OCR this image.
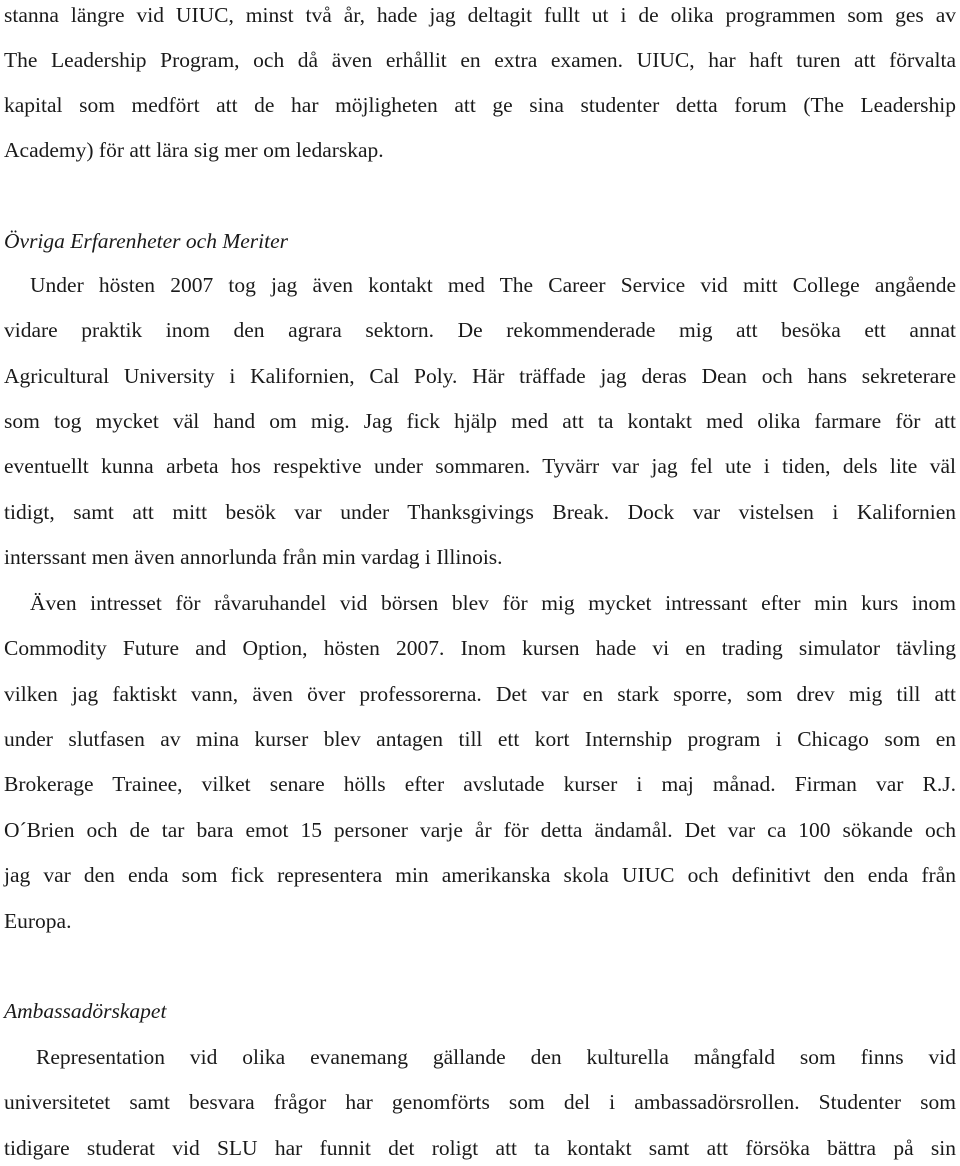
stanna längre vid UIUC, minst två år, hade jag deltagit fullt ut i de olika programmen som ges av
The Leadership Program, och då även erhållit en extra examen. UIUC, har haft turen att förvalta
kapital som medfört att de har möjligheten att ge sina studenter detta forum (The Leadership
Academy) för att lära sig mer om ledarskap.
Övriga Erfarenheter och Meriter
Under hösten 2007 tog jag även kontakt med The Career Service vid mitt College angående
vidare praktik inom den agrara sektorn. De rekommenderade mig att besöka ett annat
Agricultural University i Kalifornien, Cal Poly. Här träffade jag deras Dean och hans sekreterare
som tog mycket väl hand om mig. Jag fick hjälp med att ta kontakt med olika farmare för att
eventuellt kunna arbeta hos respektive under sommaren. Tyvärr var jag fel ute i tiden, dels lite väl
tidigt, samt att mitt besök var under Thanksgivings Break. Dock var vistelsen i Kalifornien
interssant men även annorlunda från min vardag i Illinois.
Även intresset för råvaruhandel vid börsen blev för mig mycket intressant efter min kurs inom
Commodity Future and Option, hösten 2007. Inom kursen hade vi en trading simulator tävling
vilken jag faktiskt vann, även över professorerna. Det var en stark sporre, som drev mig till att
under slutfasen av mina kurser blev antagen till ett kort Internship program i Chicago som en
Brokerage Trainee, vilket senare hölls efter avslutade kurser i maj månad. Firman var R.J.
O´Brien och de tar bara emot 15 personer varje år för detta ändamål. Det var ca 100 sökande och
jag var den enda som fick representera min amerikanska skola UIUC och definitivt den enda från
Europa.
Ambassadörskapet
Representation vid olika evanemang gällande den kulturella mångfald som finns vid
universitetet samt besvara frågor har genomförts som del i ambassadörsrollen. Studenter som
tidigare studerat vid SLU har funnit det roligt att ta kontakt samt att försöka bättra på sin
--------------------------------------------------
_What you should do_. Whichever lines of the records above hold the word "mitt" should all be copied out.

_Result of the task_.
Under hösten 2007 tog jag även kontakt med The Career Service vid mitt College angående
tidigt, samt att mitt besök var under Thanksgivings Break. Dock var vistelsen i Kalifornien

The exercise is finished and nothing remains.